→ Task
List each line of the material below that contains the string "this", matching case exactly.
### Extracted material ###
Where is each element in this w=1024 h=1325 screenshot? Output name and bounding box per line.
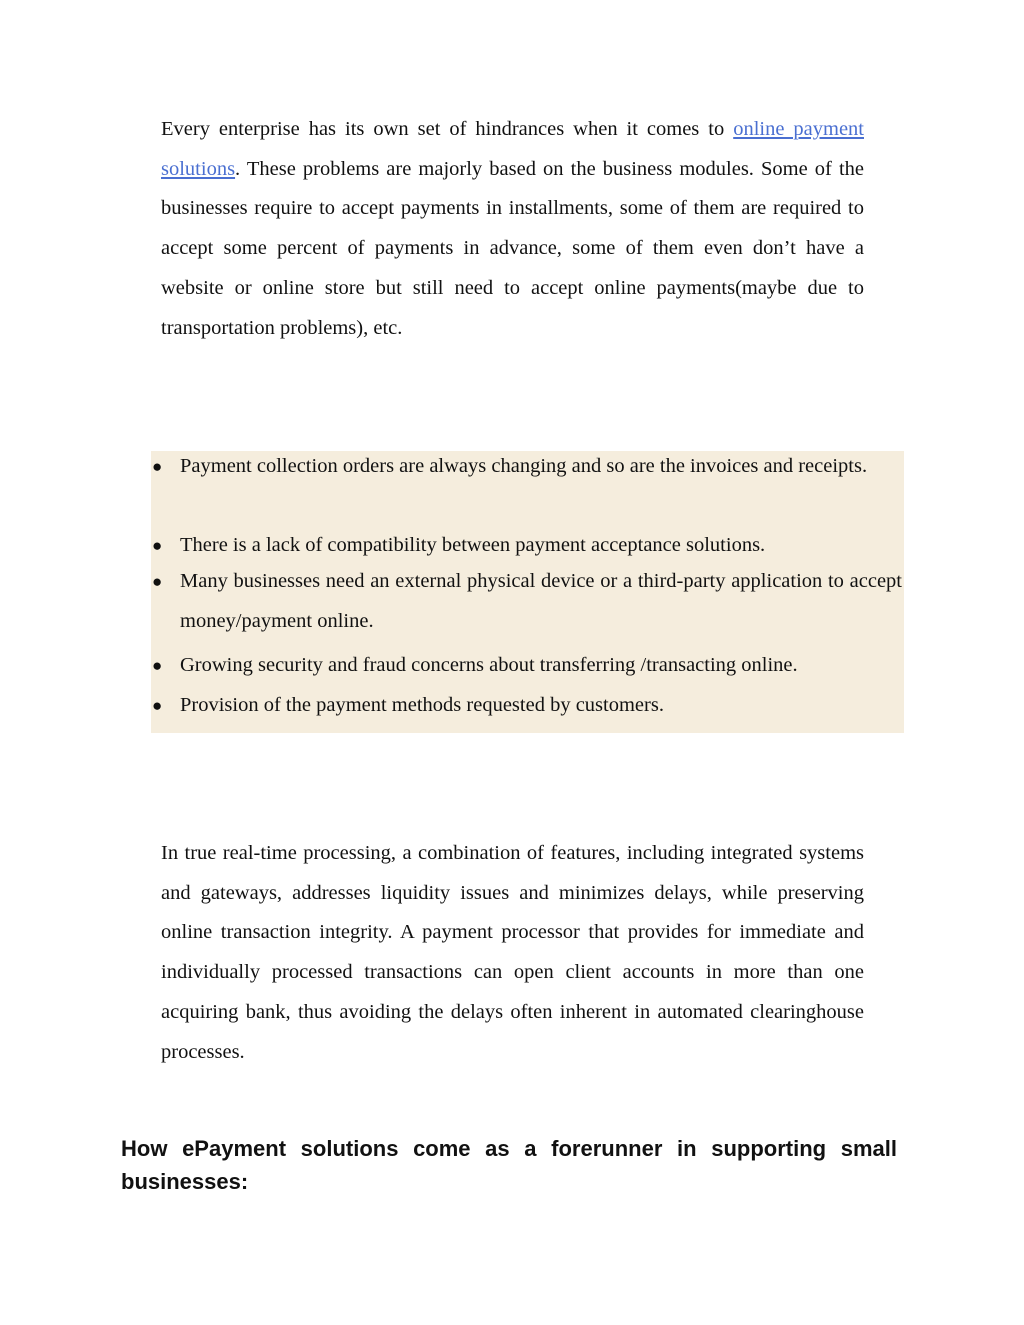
list-item-text: There is a lack of compatibility between payment acceptance solutions.	[180, 534, 766, 556]
list-item-text: Payment collection orders are always changing and so are the invoices and receipts.	[180, 455, 868, 477]
intro-text-before-link: Every enterprise has its own set of hindrances when it comes to	[161, 118, 734, 140]
online-payment-solutions-link[interactable]: online payment solutions	[161, 118, 864, 180]
list-item-text: Provision of the payment methods requested by customers.	[180, 694, 664, 716]
bullet-dot-icon: ●	[152, 696, 163, 715]
bullet-dot-icon: ●	[152, 457, 163, 476]
bullet-dot-icon: ●	[152, 572, 163, 591]
list-item-text: Many businesses need an external physical device or a third-party application to accept money/payment online.	[180, 570, 902, 632]
bullet-dot-icon: ●	[152, 536, 163, 555]
list-item-text: Growing security and fraud concerns about transferring /transacting online.	[180, 654, 798, 676]
section-heading: How ePayment solutions come as a forerunner in supporting small businesses:	[121, 1136, 897, 1194]
challenges-callout	[151, 451, 904, 733]
intro-text-after-link: . These problems are majorly based on the business modules. Some of the businesses require to accept payments in installments, some of them are required to accept some percent of payments in advance, some of them even don’t have a website or online store but still need to accept online payments(maybe due to transportation problems), etc.	[161, 157, 864, 339]
processing-paragraph: In true real-time processing, a combination of features, including integrated systems and gateways, addresses liquidity issues and minimizes delays, while preserving online transaction integrity. A payment processor that provides for immediate and individually processed transactions can open client accounts in more than one acquiring bank, thus avoiding the delays often inherent in automated clearinghouse processes.	[161, 842, 864, 1063]
intro-paragraph	[161, 110, 864, 348]
bullet-dot-icon: ●	[152, 656, 163, 675]
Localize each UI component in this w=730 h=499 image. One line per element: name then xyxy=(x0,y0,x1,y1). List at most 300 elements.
###
→ Full output
Where is each element in this w=1024 h=1325 screenshot? Output name and bounding box per line.
Localize each UI component in this w=730 h=499 image. One line per element: name then xyxy=(x0,y0,x1,y1). List at most 300 elements.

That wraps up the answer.